* WHAT YOU ARE ASKED TO DO *
Quote every line below exactly and skip any picture.

----

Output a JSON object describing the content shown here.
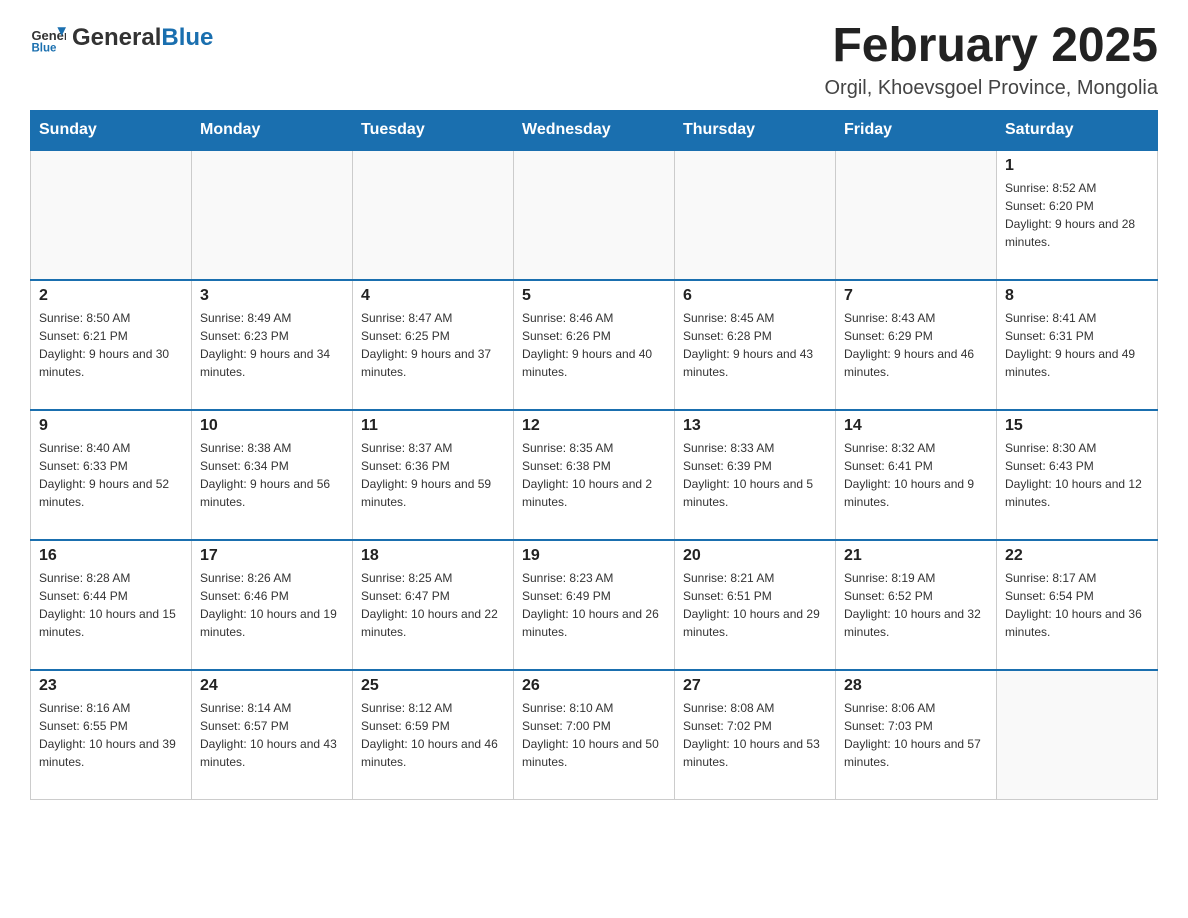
{
  "header": {
    "logo": {
      "general": "General",
      "blue": "Blue"
    },
    "title": "February 2025",
    "subtitle": "Orgil, Khoevsgoel Province, Mongolia"
  },
  "days_of_week": [
    "Sunday",
    "Monday",
    "Tuesday",
    "Wednesday",
    "Thursday",
    "Friday",
    "Saturday"
  ],
  "weeks": [
    [
      {
        "day": "",
        "info": ""
      },
      {
        "day": "",
        "info": ""
      },
      {
        "day": "",
        "info": ""
      },
      {
        "day": "",
        "info": ""
      },
      {
        "day": "",
        "info": ""
      },
      {
        "day": "",
        "info": ""
      },
      {
        "day": "1",
        "info": "Sunrise: 8:52 AM\nSunset: 6:20 PM\nDaylight: 9 hours and 28 minutes."
      }
    ],
    [
      {
        "day": "2",
        "info": "Sunrise: 8:50 AM\nSunset: 6:21 PM\nDaylight: 9 hours and 30 minutes."
      },
      {
        "day": "3",
        "info": "Sunrise: 8:49 AM\nSunset: 6:23 PM\nDaylight: 9 hours and 34 minutes."
      },
      {
        "day": "4",
        "info": "Sunrise: 8:47 AM\nSunset: 6:25 PM\nDaylight: 9 hours and 37 minutes."
      },
      {
        "day": "5",
        "info": "Sunrise: 8:46 AM\nSunset: 6:26 PM\nDaylight: 9 hours and 40 minutes."
      },
      {
        "day": "6",
        "info": "Sunrise: 8:45 AM\nSunset: 6:28 PM\nDaylight: 9 hours and 43 minutes."
      },
      {
        "day": "7",
        "info": "Sunrise: 8:43 AM\nSunset: 6:29 PM\nDaylight: 9 hours and 46 minutes."
      },
      {
        "day": "8",
        "info": "Sunrise: 8:41 AM\nSunset: 6:31 PM\nDaylight: 9 hours and 49 minutes."
      }
    ],
    [
      {
        "day": "9",
        "info": "Sunrise: 8:40 AM\nSunset: 6:33 PM\nDaylight: 9 hours and 52 minutes."
      },
      {
        "day": "10",
        "info": "Sunrise: 8:38 AM\nSunset: 6:34 PM\nDaylight: 9 hours and 56 minutes."
      },
      {
        "day": "11",
        "info": "Sunrise: 8:37 AM\nSunset: 6:36 PM\nDaylight: 9 hours and 59 minutes."
      },
      {
        "day": "12",
        "info": "Sunrise: 8:35 AM\nSunset: 6:38 PM\nDaylight: 10 hours and 2 minutes."
      },
      {
        "day": "13",
        "info": "Sunrise: 8:33 AM\nSunset: 6:39 PM\nDaylight: 10 hours and 5 minutes."
      },
      {
        "day": "14",
        "info": "Sunrise: 8:32 AM\nSunset: 6:41 PM\nDaylight: 10 hours and 9 minutes."
      },
      {
        "day": "15",
        "info": "Sunrise: 8:30 AM\nSunset: 6:43 PM\nDaylight: 10 hours and 12 minutes."
      }
    ],
    [
      {
        "day": "16",
        "info": "Sunrise: 8:28 AM\nSunset: 6:44 PM\nDaylight: 10 hours and 15 minutes."
      },
      {
        "day": "17",
        "info": "Sunrise: 8:26 AM\nSunset: 6:46 PM\nDaylight: 10 hours and 19 minutes."
      },
      {
        "day": "18",
        "info": "Sunrise: 8:25 AM\nSunset: 6:47 PM\nDaylight: 10 hours and 22 minutes."
      },
      {
        "day": "19",
        "info": "Sunrise: 8:23 AM\nSunset: 6:49 PM\nDaylight: 10 hours and 26 minutes."
      },
      {
        "day": "20",
        "info": "Sunrise: 8:21 AM\nSunset: 6:51 PM\nDaylight: 10 hours and 29 minutes."
      },
      {
        "day": "21",
        "info": "Sunrise: 8:19 AM\nSunset: 6:52 PM\nDaylight: 10 hours and 32 minutes."
      },
      {
        "day": "22",
        "info": "Sunrise: 8:17 AM\nSunset: 6:54 PM\nDaylight: 10 hours and 36 minutes."
      }
    ],
    [
      {
        "day": "23",
        "info": "Sunrise: 8:16 AM\nSunset: 6:55 PM\nDaylight: 10 hours and 39 minutes."
      },
      {
        "day": "24",
        "info": "Sunrise: 8:14 AM\nSunset: 6:57 PM\nDaylight: 10 hours and 43 minutes."
      },
      {
        "day": "25",
        "info": "Sunrise: 8:12 AM\nSunset: 6:59 PM\nDaylight: 10 hours and 46 minutes."
      },
      {
        "day": "26",
        "info": "Sunrise: 8:10 AM\nSunset: 7:00 PM\nDaylight: 10 hours and 50 minutes."
      },
      {
        "day": "27",
        "info": "Sunrise: 8:08 AM\nSunset: 7:02 PM\nDaylight: 10 hours and 53 minutes."
      },
      {
        "day": "28",
        "info": "Sunrise: 8:06 AM\nSunset: 7:03 PM\nDaylight: 10 hours and 57 minutes."
      },
      {
        "day": "",
        "info": ""
      }
    ]
  ]
}
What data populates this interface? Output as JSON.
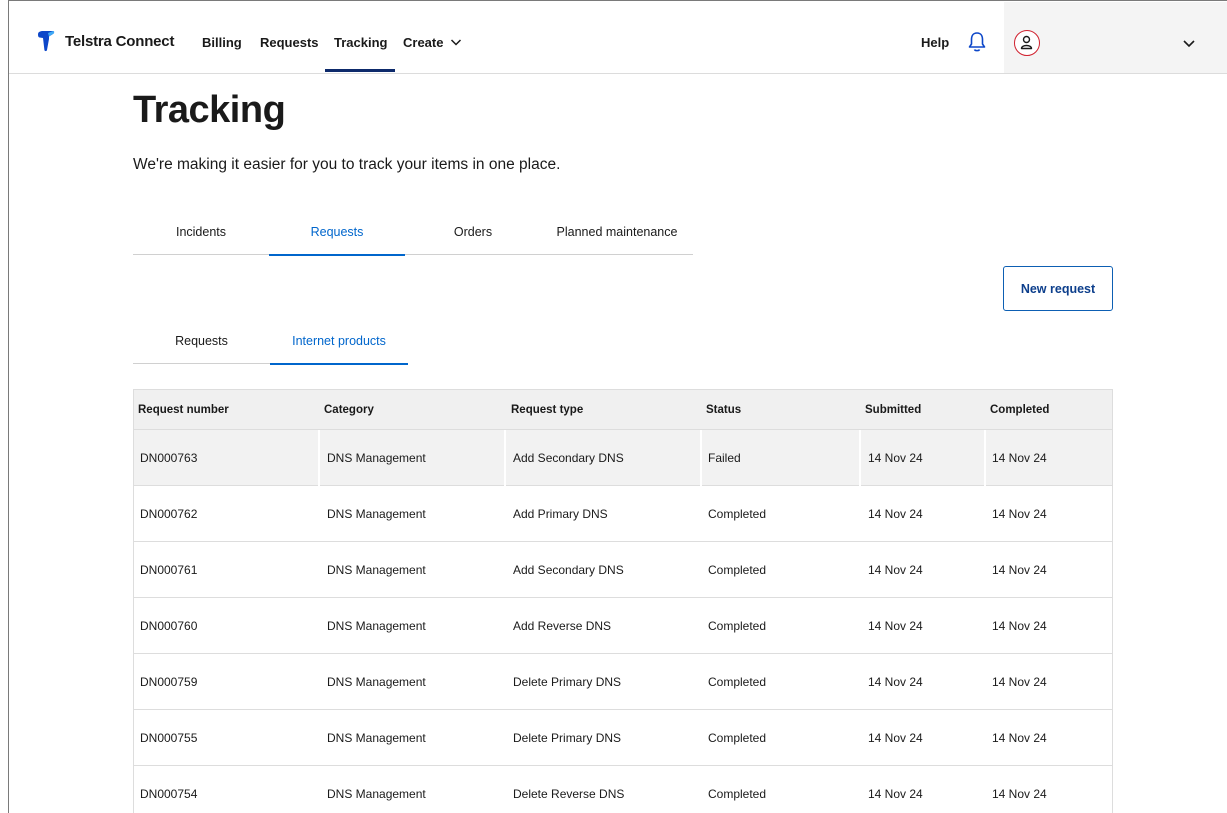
{
  "nav": {
    "brand": "Telstra Connect",
    "links": [
      "Billing",
      "Requests",
      "Tracking",
      "Create"
    ],
    "help": "Help"
  },
  "page": {
    "title": "Tracking",
    "subtitle": "We're making it easier for you to track your items in one place."
  },
  "tabs_primary": [
    "Incidents",
    "Requests",
    "Orders",
    "Planned maintenance"
  ],
  "tabs_primary_active": "Requests",
  "new_request_label": "New request",
  "tabs_secondary": [
    "Requests",
    "Internet products"
  ],
  "tabs_secondary_active": "Internet products",
  "table": {
    "headers": [
      "Request number",
      "Category",
      "Request type",
      "Status",
      "Submitted",
      "Completed"
    ],
    "rows": [
      [
        "DN000763",
        "DNS Management",
        "Add Secondary DNS",
        "Failed",
        "14 Nov 24",
        "14 Nov 24"
      ],
      [
        "DN000762",
        "DNS Management",
        "Add Primary DNS",
        "Completed",
        "14 Nov 24",
        "14 Nov 24"
      ],
      [
        "DN000761",
        "DNS Management",
        "Add Secondary DNS",
        "Completed",
        "14 Nov 24",
        "14 Nov 24"
      ],
      [
        "DN000760",
        "DNS Management",
        "Add Reverse DNS",
        "Completed",
        "14 Nov 24",
        "14 Nov 24"
      ],
      [
        "DN000759",
        "DNS Management",
        "Delete Primary DNS",
        "Completed",
        "14 Nov 24",
        "14 Nov 24"
      ],
      [
        "DN000755",
        "DNS Management",
        "Delete Primary DNS",
        "Completed",
        "14 Nov 24",
        "14 Nov 24"
      ],
      [
        "DN000754",
        "DNS Management",
        "Delete Reverse DNS",
        "Completed",
        "14 Nov 24",
        "14 Nov 24"
      ]
    ]
  },
  "colors": {
    "brand_blue": "#0066cc",
    "nav_active": "#0d2a6b",
    "avatar_ring": "#d0202e"
  },
  "icons": [
    "telstra-logo-icon",
    "chevron-down-icon",
    "bell-icon",
    "user-icon"
  ]
}
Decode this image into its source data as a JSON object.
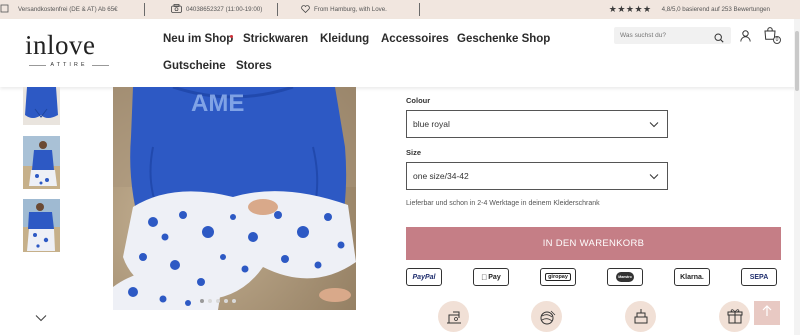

----

* EXERCISE SOLUTION *
Output a JSON object describing the content shown here.
{
  "header": {
    "logo": {
      "general": "General",
      "blue": "Blue"
    },
    "title": "February 2025",
    "subtitle": "Orgil, Khoevsgoel Province, Mongolia"
  },
  "days_of_week": [
    "Sunday",
    "Monday",
    "Tuesday",
    "Wednesday",
    "Thursday",
    "Friday",
    "Saturday"
  ],
  "weeks": [
    [
      {
        "day": "",
        "info": ""
      },
      {
        "day": "",
        "info": ""
      },
      {
        "day": "",
        "info": ""
      },
      {
        "day": "",
        "info": ""
      },
      {
        "day": "",
        "info": ""
      },
      {
        "day": "",
        "info": ""
      },
      {
        "day": "1",
        "info": "Sunrise: 8:52 AM\nSunset: 6:20 PM\nDaylight: 9 hours and 28 minutes."
      }
    ],
    [
      {
        "day": "2",
        "info": "Sunrise: 8:50 AM\nSunset: 6:21 PM\nDaylight: 9 hours and 30 minutes."
      },
      {
        "day": "3",
        "info": "Sunrise: 8:49 AM\nSunset: 6:23 PM\nDaylight: 9 hours and 34 minutes."
      },
      {
        "day": "4",
        "info": "Sunrise: 8:47 AM\nSunset: 6:25 PM\nDaylight: 9 hours and 37 minutes."
      },
      {
        "day": "5",
        "info": "Sunrise: 8:46 AM\nSunset: 6:26 PM\nDaylight: 9 hours and 40 minutes."
      },
      {
        "day": "6",
        "info": "Sunrise: 8:45 AM\nSunset: 6:28 PM\nDaylight: 9 hours and 43 minutes."
      },
      {
        "day": "7",
        "info": "Sunrise: 8:43 AM\nSunset: 6:29 PM\nDaylight: 9 hours and 46 minutes."
      },
      {
        "day": "8",
        "info": "Sunrise: 8:41 AM\nSunset: 6:31 PM\nDaylight: 9 hours and 49 minutes."
      }
    ],
    [
      {
        "day": "9",
        "info": "Sunrise: 8:40 AM\nSunset: 6:33 PM\nDaylight: 9 hours and 52 minutes."
      },
      {
        "day": "10",
        "info": "Sunrise: 8:38 AM\nSunset: 6:34 PM\nDaylight: 9 hours and 56 minutes."
      },
      {
        "day": "11",
        "info": "Sunrise: 8:37 AM\nSunset: 6:36 PM\nDaylight: 9 hours and 59 minutes."
      },
      {
        "day": "12",
        "info": "Sunrise: 8:35 AM\nSunset: 6:38 PM\nDaylight: 10 hours and 2 minutes."
      },
      {
        "day": "13",
        "info": "Sunrise: 8:33 AM\nSunset: 6:39 PM\nDaylight: 10 hours and 5 minutes."
      },
      {
        "day": "14",
        "info": "Sunrise: 8:32 AM\nSunset: 6:41 PM\nDaylight: 10 hours and 9 minutes."
      },
      {
        "day": "15",
        "info": "Sunrise: 8:30 AM\nSunset: 6:43 PM\nDaylight: 10 hours and 12 minutes."
      }
    ],
    [
      {
        "day": "16",
        "info": "Sunrise: 8:28 AM\nSunset: 6:44 PM\nDaylight: 10 hours and 15 minutes."
      },
      {
        "day": "17",
        "info": "Sunrise: 8:26 AM\nSunset: 6:46 PM\nDaylight: 10 hours and 19 minutes."
      },
      {
        "day": "18",
        "info": "Sunrise: 8:25 AM\nSunset: 6:47 PM\nDaylight: 10 hours and 22 minutes."
      },
      {
        "day": "19",
        "info": "Sunrise: 8:23 AM\nSunset: 6:49 PM\nDaylight: 10 hours and 26 minutes."
      },
      {
        "day": "20",
        "info": "Sunrise: 8:21 AM\nSunset: 6:51 PM\nDaylight: 10 hours and 29 minutes."
      },
      {
        "day": "21",
        "info": "Sunrise: 8:19 AM\nSunset: 6:52 PM\nDaylight: 10 hours and 32 minutes."
      },
      {
        "day": "22",
        "info": "Sunrise: 8:17 AM\nSunset: 6:54 PM\nDaylight: 10 hours and 36 minutes."
      }
    ],
    [
      {
        "day": "23",
        "info": "Sunrise: 8:16 AM\nSunset: 6:55 PM\nDaylight: 10 hours and 39 minutes."
      },
      {
        "day": "24",
        "info": "Sunrise: 8:14 AM\nSunset: 6:57 PM\nDaylight: 10 hours and 43 minutes."
      },
      {
        "day": "25",
        "info": "Sunrise: 8:12 AM\nSunset: 6:59 PM\nDaylight: 10 hours and 46 minutes."
      },
      {
        "day": "26",
        "info": "Sunrise: 8:10 AM\nSunset: 7:00 PM\nDaylight: 10 hours and 50 minutes."
      },
      {
        "day": "27",
        "info": "Sunrise: 8:08 AM\nSunset: 7:02 PM\nDaylight: 10 hours and 53 minutes."
      },
      {
        "day": "28",
        "info": "Sunrise: 8:06 AM\nSunset: 7:03 PM\nDaylight: 10 hours and 57 minutes."
      },
      {
        "day": "",
        "info": ""
      }
    ]
  ]
}
What data populates this interface? Output as JSON.
{
  "nav": {
    "brand": "Telstra Connect",
    "links": [
      "Billing",
      "Requests",
      "Tracking",
      "Create"
    ],
    "help": "Help"
  },
  "page": {
    "title": "Tracking",
    "subtitle": "We're making it easier for you to track your items in one place."
  },
  "tabs_primary": [
    "Incidents",
    "Requests",
    "Orders",
    "Planned maintenance"
  ],
  "tabs_primary_active": "Requests",
  "new_request_label": "New request",
  "tabs_secondary": [
    "Requests",
    "Internet products"
  ],
  "tabs_secondary_active": "Internet products",
  "table": {
    "headers": [
      "Request number",
      "Category",
      "Request type",
      "Status",
      "Submitted",
      "Completed"
    ],
    "rows": [
      [
        "DN000763",
        "DNS Management",
        "Add Secondary DNS",
        "Failed",
        "14 Nov 24",
        "14 Nov 24"
      ],
      [
        "DN000762",
        "DNS Management",
        "Add Primary DNS",
        "Completed",
        "14 Nov 24",
        "14 Nov 24"
      ],
      [
        "DN000761",
        "DNS Management",
        "Add Secondary DNS",
        "Completed",
        "14 Nov 24",
        "14 Nov 24"
      ],
      [
        "DN000760",
        "DNS Management",
        "Add Reverse DNS",
        "Completed",
        "14 Nov 24",
        "14 Nov 24"
      ],
      [
        "DN000759",
        "DNS Management",
        "Delete Primary DNS",
        "Completed",
        "14 Nov 24",
        "14 Nov 24"
      ],
      [
        "DN000755",
        "DNS Management",
        "Delete Primary DNS",
        "Completed",
        "14 Nov 24",
        "14 Nov 24"
      ],
      [
        "DN000754",
        "DNS Management",
        "Delete Reverse DNS",
        "Completed",
        "14 Nov 24",
        "14 Nov 24"
      ]
    ]
  },
  "colors": {
    "brand_blue": "#0066cc",
    "nav_active": "#0d2a6b",
    "avatar_ring": "#d0202e"
  },
  "icons": [
    "telstra-logo-icon",
    "chevron-down-icon",
    "bell-icon",
    "user-icon"
  ]
}
Decode this image into its source data as a JSON object.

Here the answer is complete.